# [Data section]
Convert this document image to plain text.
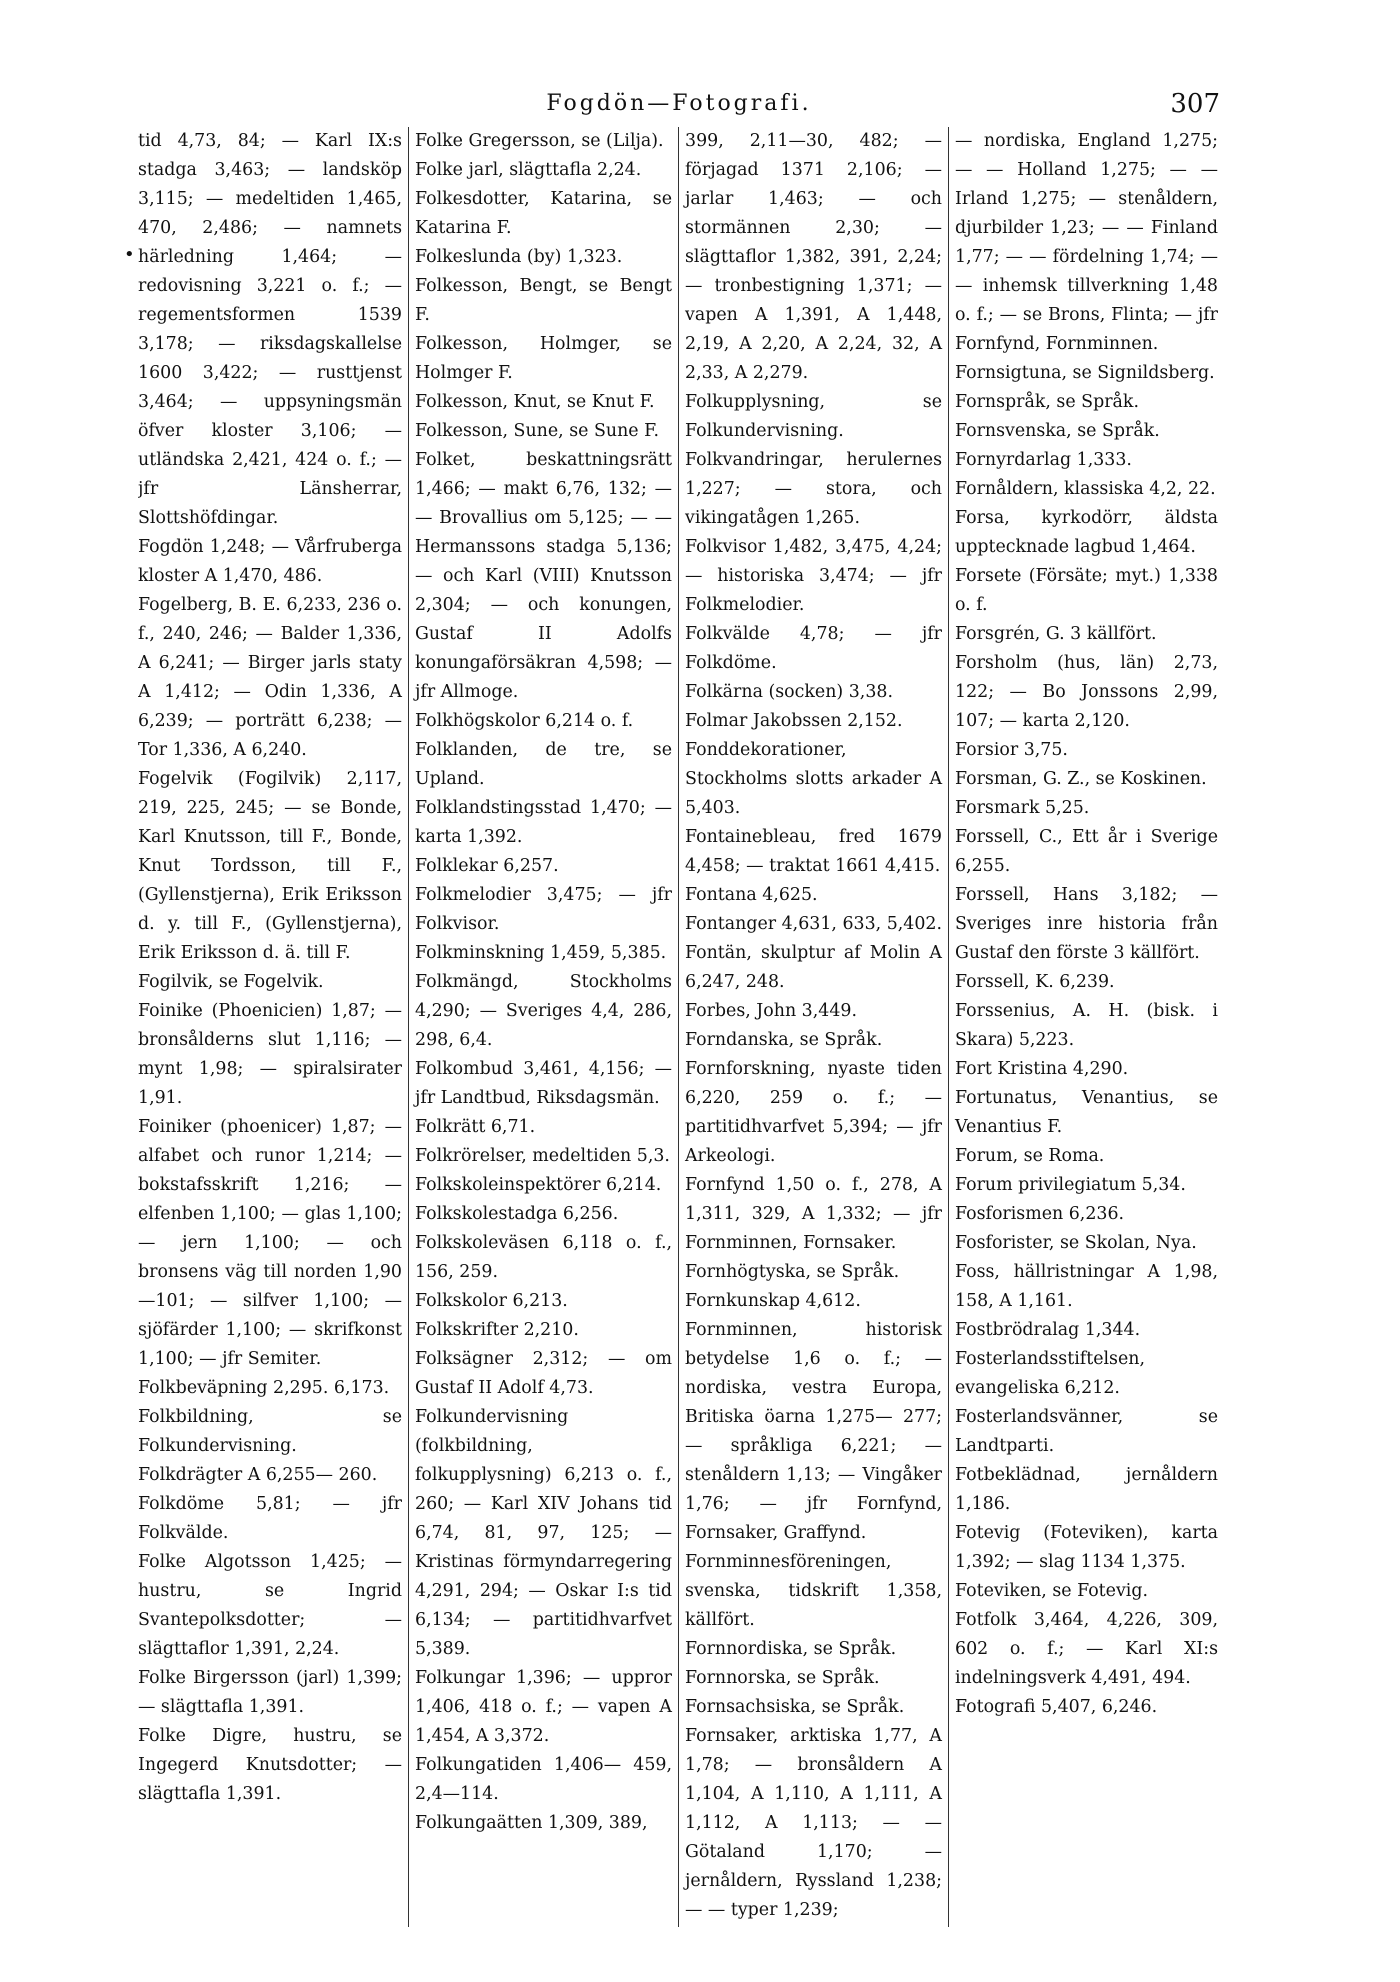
Fogdön—Fotografi.	307
•
tid 4,73, 84; — Karl IX:s stadga 3,463; — landsköp 3,115; — medeltiden 1,465, 470, 2,486; — namnets härledning 1,464; — redovisning 3,221 o. f.; — regementsformen 1539 3,178; — riksdagskallelse 1600 3,422; — rusttjenst 3,464; — uppsyningsmän öfver kloster 3,106; — utländska 2,421, 424 o. f.; — jfr Länsherrar, Slottshöfdingar.
Fogdön 1,248; — Vårfruberga kloster A 1,470, 486.
Fogelberg, B. E. 6,233, 236 o. f., 240, 246; — Balder 1,336, A 6,241; — Birger jarls staty A 1,412; — Odin 1,336, A 6,239; — porträtt 6,238; — Tor 1,336, A 6,240.
Fogelvik (Fogilvik) 2,117, 219, 225, 245; — se Bonde, Karl Knutsson, till F., Bonde, Knut Tordsson, till F., (Gyllenstjerna), Erik Eriksson d. y. till F., (Gyllenstjerna), Erik Eriksson d. ä. till F.
Fogilvik, se Fogelvik.
Foinike (Phoenicien) 1,87; — bronsålderns slut 1,116; — mynt 1,98; — spiralsirater 1,91.
Foiniker (phoenicer) 1,87; — alfabet och runor 1,214; — bokstafsskrift 1,216; — elfenben 1,100; — glas 1,100; — jern 1,100; — och bronsens väg till norden 1,90 —101; — silfver 1,100; — sjöfärder 1,100; — skrifkonst 1,100; — jfr Semiter.
Folkbeväpning 2,295. 6,173.
Folkbildning, se Folkundervisning.
Folkdrägter A 6,255— 260.
Folkdöme 5,81; — jfr Folkvälde.
Folke Algotsson 1,425; — hustru, se Ingrid Svantepolksdotter; — slägttaflor 1,391, 2,24.
Folke Birgersson (jarl) 1,399; — slägttafla 1,391.
Folke Digre, hustru, se Ingegerd Knutsdotter; — slägttafla 1,391.
Folke Gregersson, se (Lilja).
Folke jarl, slägttafla 2,24.
Folkesdotter, Katarina, se Katarina F.
Folkeslunda (by) 1,323.
Folkesson, Bengt, se Bengt F.
Folkesson, Holmger, se Holmger F.
Folkesson, Knut, se Knut F.
Folkesson, Sune, se Sune F.
Folket, beskattningsrätt 1,466; — makt 6,76, 132; — — Brovallius om 5,125; — — Hermanssons stadga 5,136; — och Karl (VIII) Knutsson 2,304; — och konungen, Gustaf II Adolfs konungaförsäkran 4,598; — jfr Allmoge.
Folkhögskolor 6,214 o. f.
Folklanden, de tre, se Upland.
Folklandstingsstad 1,470; — karta 1,392.
Folklekar 6,257.
Folkmelodier 3,475; — jfr Folkvisor.
Folkminskning 1,459, 5,385.
Folkmängd, Stockholms 4,290; — Sveriges 4,4, 286, 298, 6,4.
Folkombud 3,461, 4,156; — jfr Landtbud, Riksdagsmän.
Folkrätt 6,71.
Folkrörelser, medeltiden 5,3.
Folkskoleinspektörer 6,214.
Folkskolestadga 6,256.
Folkskoleväsen 6,118 o. f., 156, 259.
Folkskolor 6,213.
Folkskrifter 2,210.
Folksägner 2,312; — om Gustaf II Adolf 4,73.
Folkundervisning (folkbildning, folkupplysning) 6,213 o. f., 260; — Karl XIV Johans tid 6,74, 81, 97, 125; — Kristinas förmyndarregering 4,291, 294; — Oskar I:s tid 6,134; — partitidhvarfvet 5,389.
Folkungar 1,396; — uppror 1,406, 418 o. f.; — vapen A 1,454, A 3,372.
Folkungatiden 1,406— 459, 2,4—114.
Folkungaätten 1,309, 389,
399, 2,11—30, 482; — förjagad 1371 2,106; — jarlar 1,463; — och stormännen 2,30; — slägttaflor 1,382, 391, 2,24; — tronbestigning 1,371; — vapen A 1,391, A 1,448, 2,19, A 2,20, A 2,24, 32, A 2,33, A 2,279.
Folkupplysning, se Folkundervisning.
Folkvandringar, herulernes 1,227; — stora, och vikingatågen 1,265.
Folkvisor 1,482, 3,475, 4,24; — historiska 3,474; — jfr Folkmelodier.
Folkvälde 4,78; — jfr Folkdöme.
Folkärna (socken) 3,38.
Folmar Jakobssen 2,152.
Fonddekorationer, Stockholms slotts arkader A 5,403.
Fontainebleau, fred 1679 4,458; — traktat 1661 4,415.
Fontana 4,625.
Fontanger 4,631, 633, 5,402.
Fontän, skulptur af Molin A 6,247, 248.
Forbes, John 3,449.
Forndanska, se Språk.
Fornforskning, nyaste tiden 6,220, 259 o. f.; — partitidhvarfvet 5,394; — jfr Arkeologi.
Fornfynd 1,50 o. f., 278, A 1,311, 329, A 1,332; — jfr Fornminnen, Fornsaker.
Fornhögtyska, se Språk.
Fornkunskap 4,612.
Fornminnen, historisk betydelse 1,6 o. f.; — nordiska, vestra Europa, Britiska öarna 1,275— 277; — språkliga 6,221; — stenåldern 1,13; — Vingåker 1,76; — jfr Fornfynd, Fornsaker, Graffynd.
Fornminnesföreningen, svenska, tidskrift 1,358, källfört.
Fornnordiska, se Språk.
Fornnorska, se Språk.
Fornsachsiska, se Språk.
Fornsaker, arktiska 1,77, A 1,78; — bronsåldern A 1,104, A 1,110, A 1,111, A 1,112, A 1,113; — — Götaland 1,170; — jernåldern, Ryssland 1,238; — — typer 1,239;
— nordiska, England 1,275; — — Holland 1,275; — — Irland 1,275; — stenåldern, djurbilder 1,23; — — Finland 1,77; — — fördelning 1,74; — — inhemsk tillverkning 1,48 o. f.; — se Brons, Flinta; — jfr Fornfynd, Fornminnen.
Fornsigtuna, se Signildsberg.
Fornspråk, se Språk.
Fornsvenska, se Språk.
Fornyrdarlag 1,333.
Fornåldern, klassiska 4,2, 22.
Forsa, kyrkodörr, äldsta upptecknade lagbud 1,464.
Forsete (Försäte; myt.) 1,338 o. f.
Forsgrén, G. 3 källfört.
Forsholm (hus, län) 2,73, 122; — Bo Jonssons 2,99, 107; — karta 2,120.
Forsior 3,75.
Forsman, G. Z., se Koskinen.
Forsmark 5,25.
Forssell, C., Ett år i Sverige 6,255.
Forssell, Hans 3,182; — Sveriges inre historia från Gustaf den förste 3 källfört.
Forssell, K. 6,239.
Forssenius, A. H. (bisk. i Skara) 5,223.
Fort Kristina 4,290.
Fortunatus, Venantius, se Venantius F.
Forum, se Roma.
Forum privilegiatum 5,34.
Fosforismen 6,236.
Fosforister, se Skolan, Nya.
Foss, hällristningar A 1,98, 158, A 1,161.
Fostbrödralag 1,344.
Fosterlandsstiftelsen, evangeliska 6,212.
Fosterlandsvänner, se Landtparti.
Fotbeklädnad, jernåldern 1,186.
Fotevig (Foteviken), karta 1,392; — slag 1134 1,375.
Foteviken, se Fotevig.
Fotfolk 3,464, 4,226, 309, 602 o. f.; — Karl XI:s indelningsverk 4,491, 494.
Fotografi 5,407, 6,246.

# [Your instructions]
What you return should match the records above word for word, minus the pictures.

# [Output for this task]
Convert this document image to plain text.
Fogdön—Fotografi.	307
•
tid 4,73, 84; — Karl IX:s stadga 3,463; — landsköp 3,115; — medeltiden 1,465, 470, 2,486; — namnets härledning 1,464; — redovisning 3,221 o. f.; — regementsformen 1539 3,178; — riksdagskallelse 1600 3,422; — rusttjenst 3,464; — uppsyningsmän öfver kloster 3,106; — utländska 2,421, 424 o. f.; — jfr Länsherrar, Slottshöfdingar.
Fogdön 1,248; — Vårfruberga kloster A 1,470, 486.
Fogelberg, B. E. 6,233, 236 o. f., 240, 246; — Balder 1,336, A 6,241; — Birger jarls staty A 1,412; — Odin 1,336, A 6,239; — porträtt 6,238; — Tor 1,336, A 6,240.
Fogelvik (Fogilvik) 2,117, 219, 225, 245; — se Bonde, Karl Knutsson, till F., Bonde, Knut Tordsson, till F., (Gyllenstjerna), Erik Eriksson d. y. till F., (Gyllenstjerna), Erik Eriksson d. ä. till F.
Fogilvik, se Fogelvik.
Foinike (Phoenicien) 1,87; — bronsålderns slut 1,116; — mynt 1,98; — spiralsirater 1,91.
Foiniker (phoenicer) 1,87; — alfabet och runor 1,214; — bokstafsskrift 1,216; — elfenben 1,100; — glas 1,100; — jern 1,100; — och bronsens väg till norden 1,90 —101; — silfver 1,100; — sjöfärder 1,100; — skrifkonst 1,100; — jfr Semiter.
Folkbeväpning 2,295. 6,173.
Folkbildning, se Folkundervisning.
Folkdrägter A 6,255— 260.
Folkdöme 5,81; — jfr Folkvälde.
Folke Algotsson 1,425; — hustru, se Ingrid Svantepolksdotter; — slägttaflor 1,391, 2,24.
Folke Birgersson (jarl) 1,399; — slägttafla 1,391.
Folke Digre, hustru, se Ingegerd Knutsdotter; — slägttafla 1,391.
Folke Gregersson, se (Lilja).
Folke jarl, slägttafla 2,24.
Folkesdotter, Katarina, se Katarina F.
Folkeslunda (by) 1,323.
Folkesson, Bengt, se Bengt F.
Folkesson, Holmger, se Holmger F.
Folkesson, Knut, se Knut F.
Folkesson, Sune, se Sune F.
Folket, beskattningsrätt 1,466; — makt 6,76, 132; — — Brovallius om 5,125; — — Hermanssons stadga 5,136; — och Karl (VIII) Knutsson 2,304; — och konungen, Gustaf II Adolfs konungaförsäkran 4,598; — jfr Allmoge.
Folkhögskolor 6,214 o. f.
Folklanden, de tre, se Upland.
Folklandstingsstad 1,470; — karta 1,392.
Folklekar 6,257.
Folkmelodier 3,475; — jfr Folkvisor.
Folkminskning 1,459, 5,385.
Folkmängd, Stockholms 4,290; — Sveriges 4,4, 286, 298, 6,4.
Folkombud 3,461, 4,156; — jfr Landtbud, Riksdagsmän.
Folkrätt 6,71.
Folkrörelser, medeltiden 5,3.
Folkskoleinspektörer 6,214.
Folkskolestadga 6,256.
Folkskoleväsen 6,118 o. f., 156, 259.
Folkskolor 6,213.
Folkskrifter 2,210.
Folksägner 2,312; — om Gustaf II Adolf 4,73.
Folkundervisning (folkbildning, folkupplysning) 6,213 o. f., 260; — Karl XIV Johans tid 6,74, 81, 97, 125; — Kristinas förmyndarregering 4,291, 294; — Oskar I:s tid 6,134; — partitidhvarfvet 5,389.
Folkungar 1,396; — uppror 1,406, 418 o. f.; — vapen A 1,454, A 3,372.
Folkungatiden 1,406— 459, 2,4—114.
Folkungaätten 1,309, 389,
399, 2,11—30, 482; — förjagad 1371 2,106; — jarlar 1,463; — och stormännen 2,30; — slägttaflor 1,382, 391, 2,24; — tronbestigning 1,371; — vapen A 1,391, A 1,448, 2,19, A 2,20, A 2,24, 32, A 2,33, A 2,279.
Folkupplysning, se Folkundervisning.
Folkvandringar, herulernes 1,227; — stora, och vikingatågen 1,265.
Folkvisor 1,482, 3,475, 4,24; — historiska 3,474; — jfr Folkmelodier.
Folkvälde 4,78; — jfr Folkdöme.
Folkärna (socken) 3,38.
Folmar Jakobssen 2,152.
Fonddekorationer, Stockholms slotts arkader A 5,403.
Fontainebleau, fred 1679 4,458; — traktat 1661 4,415.
Fontana 4,625.
Fontanger 4,631, 633, 5,402.
Fontän, skulptur af Molin A 6,247, 248.
Forbes, John 3,449.
Forndanska, se Språk.
Fornforskning, nyaste tiden 6,220, 259 o. f.; — partitidhvarfvet 5,394; — jfr Arkeologi.
Fornfynd 1,50 o. f., 278, A 1,311, 329, A 1,332; — jfr Fornminnen, Fornsaker.
Fornhögtyska, se Språk.
Fornkunskap 4,612.
Fornminnen, historisk betydelse 1,6 o. f.; — nordiska, vestra Europa, Britiska öarna 1,275— 277; — språkliga 6,221; — stenåldern 1,13; — Vingåker 1,76; — jfr Fornfynd, Fornsaker, Graffynd.
Fornminnesföreningen, svenska, tidskrift 1,358, källfört.
Fornnordiska, se Språk.
Fornnorska, se Språk.
Fornsachsiska, se Språk.
Fornsaker, arktiska 1,77, A 1,78; — bronsåldern A 1,104, A 1,110, A 1,111, A 1,112, A 1,113; — — Götaland 1,170; — jernåldern, Ryssland 1,238; — — typer 1,239;
— nordiska, England 1,275; — — Holland 1,275; — — Irland 1,275; — stenåldern, djurbilder 1,23; — — Finland 1,77; — — fördelning 1,74; — — inhemsk tillverkning 1,48 o. f.; — se Brons, Flinta; — jfr Fornfynd, Fornminnen.
Fornsigtuna, se Signildsberg.
Fornspråk, se Språk.
Fornsvenska, se Språk.
Fornyrdarlag 1,333.
Fornåldern, klassiska 4,2, 22.
Forsa, kyrkodörr, äldsta upptecknade lagbud 1,464.
Forsete (Försäte; myt.) 1,338 o. f.
Forsgrén, G. 3 källfört.
Forsholm (hus, län) 2,73, 122; — Bo Jonssons 2,99, 107; — karta 2,120.
Forsior 3,75.
Forsman, G. Z., se Koskinen.
Forsmark 5,25.
Forssell, C., Ett år i Sverige 6,255.
Forssell, Hans 3,182; — Sveriges inre historia från Gustaf den förste 3 källfört.
Forssell, K. 6,239.
Forssenius, A. H. (bisk. i Skara) 5,223.
Fort Kristina 4,290.
Fortunatus, Venantius, se Venantius F.
Forum, se Roma.
Forum privilegiatum 5,34.
Fosforismen 6,236.
Fosforister, se Skolan, Nya.
Foss, hällristningar A 1,98, 158, A 1,161.
Fostbrödralag 1,344.
Fosterlandsstiftelsen, evangeliska 6,212.
Fosterlandsvänner, se Landtparti.
Fotbeklädnad, jernåldern 1,186.
Fotevig (Foteviken), karta 1,392; — slag 1134 1,375.
Foteviken, se Fotevig.
Fotfolk 3,464, 4,226, 309, 602 o. f.; — Karl XI:s indelningsverk 4,491, 494.
Fotografi 5,407, 6,246.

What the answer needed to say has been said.